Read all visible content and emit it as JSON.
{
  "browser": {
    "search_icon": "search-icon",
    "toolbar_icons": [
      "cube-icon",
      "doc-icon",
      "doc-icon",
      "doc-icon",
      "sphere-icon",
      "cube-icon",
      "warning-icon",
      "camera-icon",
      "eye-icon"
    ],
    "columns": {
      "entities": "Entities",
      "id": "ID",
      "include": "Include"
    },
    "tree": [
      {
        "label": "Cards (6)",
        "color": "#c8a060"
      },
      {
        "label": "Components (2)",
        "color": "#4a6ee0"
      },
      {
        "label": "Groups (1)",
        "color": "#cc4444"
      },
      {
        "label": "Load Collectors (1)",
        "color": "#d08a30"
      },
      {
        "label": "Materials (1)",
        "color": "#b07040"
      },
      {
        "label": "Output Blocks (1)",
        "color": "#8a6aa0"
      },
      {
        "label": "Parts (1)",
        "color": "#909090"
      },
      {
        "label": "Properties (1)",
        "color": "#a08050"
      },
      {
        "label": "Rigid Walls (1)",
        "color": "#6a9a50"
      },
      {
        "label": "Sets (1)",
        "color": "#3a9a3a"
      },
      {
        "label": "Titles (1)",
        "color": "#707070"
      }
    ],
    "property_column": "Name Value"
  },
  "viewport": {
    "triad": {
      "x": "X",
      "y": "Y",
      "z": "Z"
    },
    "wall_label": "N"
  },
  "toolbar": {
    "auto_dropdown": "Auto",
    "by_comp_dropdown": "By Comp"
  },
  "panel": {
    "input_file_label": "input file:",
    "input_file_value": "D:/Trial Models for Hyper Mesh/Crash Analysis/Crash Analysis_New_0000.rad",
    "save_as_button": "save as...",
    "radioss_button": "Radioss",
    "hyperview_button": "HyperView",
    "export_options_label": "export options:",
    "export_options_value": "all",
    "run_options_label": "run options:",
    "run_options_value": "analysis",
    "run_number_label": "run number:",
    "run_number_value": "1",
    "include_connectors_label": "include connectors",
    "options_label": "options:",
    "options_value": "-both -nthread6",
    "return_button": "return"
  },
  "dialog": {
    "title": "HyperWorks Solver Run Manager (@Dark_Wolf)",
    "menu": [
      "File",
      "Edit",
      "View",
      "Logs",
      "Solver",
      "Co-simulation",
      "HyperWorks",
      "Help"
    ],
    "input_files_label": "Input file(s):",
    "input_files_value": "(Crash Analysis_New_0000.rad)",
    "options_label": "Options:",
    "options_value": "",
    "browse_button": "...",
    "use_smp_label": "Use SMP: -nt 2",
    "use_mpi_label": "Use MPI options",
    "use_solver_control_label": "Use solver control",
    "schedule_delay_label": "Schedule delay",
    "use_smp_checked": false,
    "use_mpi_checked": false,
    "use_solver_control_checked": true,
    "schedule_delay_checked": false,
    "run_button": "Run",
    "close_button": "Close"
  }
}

Set exercise. Take the entries above and transcribe them in full.

Answer to this problem.
Read all visible content and emit it as JSON.
{
  "browser": {
    "search_icon": "search-icon",
    "toolbar_icons": [
      "cube-icon",
      "doc-icon",
      "doc-icon",
      "doc-icon",
      "sphere-icon",
      "cube-icon",
      "warning-icon",
      "camera-icon",
      "eye-icon"
    ],
    "columns": {
      "entities": "Entities",
      "id": "ID",
      "include": "Include"
    },
    "tree": [
      {
        "label": "Cards (6)",
        "color": "#c8a060"
      },
      {
        "label": "Components (2)",
        "color": "#4a6ee0"
      },
      {
        "label": "Groups (1)",
        "color": "#cc4444"
      },
      {
        "label": "Load Collectors (1)",
        "color": "#d08a30"
      },
      {
        "label": "Materials (1)",
        "color": "#b07040"
      },
      {
        "label": "Output Blocks (1)",
        "color": "#8a6aa0"
      },
      {
        "label": "Parts (1)",
        "color": "#909090"
      },
      {
        "label": "Properties (1)",
        "color": "#a08050"
      },
      {
        "label": "Rigid Walls (1)",
        "color": "#6a9a50"
      },
      {
        "label": "Sets (1)",
        "color": "#3a9a3a"
      },
      {
        "label": "Titles (1)",
        "color": "#707070"
      }
    ],
    "property_column": "Name Value"
  },
  "viewport": {
    "triad": {
      "x": "X",
      "y": "Y",
      "z": "Z"
    },
    "wall_label": "N"
  },
  "toolbar": {
    "auto_dropdown": "Auto",
    "by_comp_dropdown": "By Comp"
  },
  "panel": {
    "input_file_label": "input file:",
    "input_file_value": "D:/Trial Models for Hyper Mesh/Crash Analysis/Crash Analysis_New_0000.rad",
    "save_as_button": "save as...",
    "radioss_button": "Radioss",
    "hyperview_button": "HyperView",
    "export_options_label": "export options:",
    "export_options_value": "all",
    "run_options_label": "run options:",
    "run_options_value": "analysis",
    "run_number_label": "run number:",
    "run_number_value": "1",
    "include_connectors_label": "include connectors",
    "options_label": "options:",
    "options_value": "-both -nthread6",
    "return_button": "return"
  },
  "dialog": {
    "title": "HyperWorks Solver Run Manager (@Dark_Wolf)",
    "menu": [
      "File",
      "Edit",
      "View",
      "Logs",
      "Solver",
      "Co-simulation",
      "HyperWorks",
      "Help"
    ],
    "input_files_label": "Input file(s):",
    "input_files_value": "(Crash Analysis_New_0000.rad)",
    "options_label": "Options:",
    "options_value": "",
    "browse_button": "...",
    "use_smp_label": "Use SMP: -nt 2",
    "use_mpi_label": "Use MPI options",
    "use_solver_control_label": "Use solver control",
    "schedule_delay_label": "Schedule delay",
    "use_smp_checked": false,
    "use_mpi_checked": false,
    "use_solver_control_checked": true,
    "schedule_delay_checked": false,
    "run_button": "Run",
    "close_button": "Close"
  }
}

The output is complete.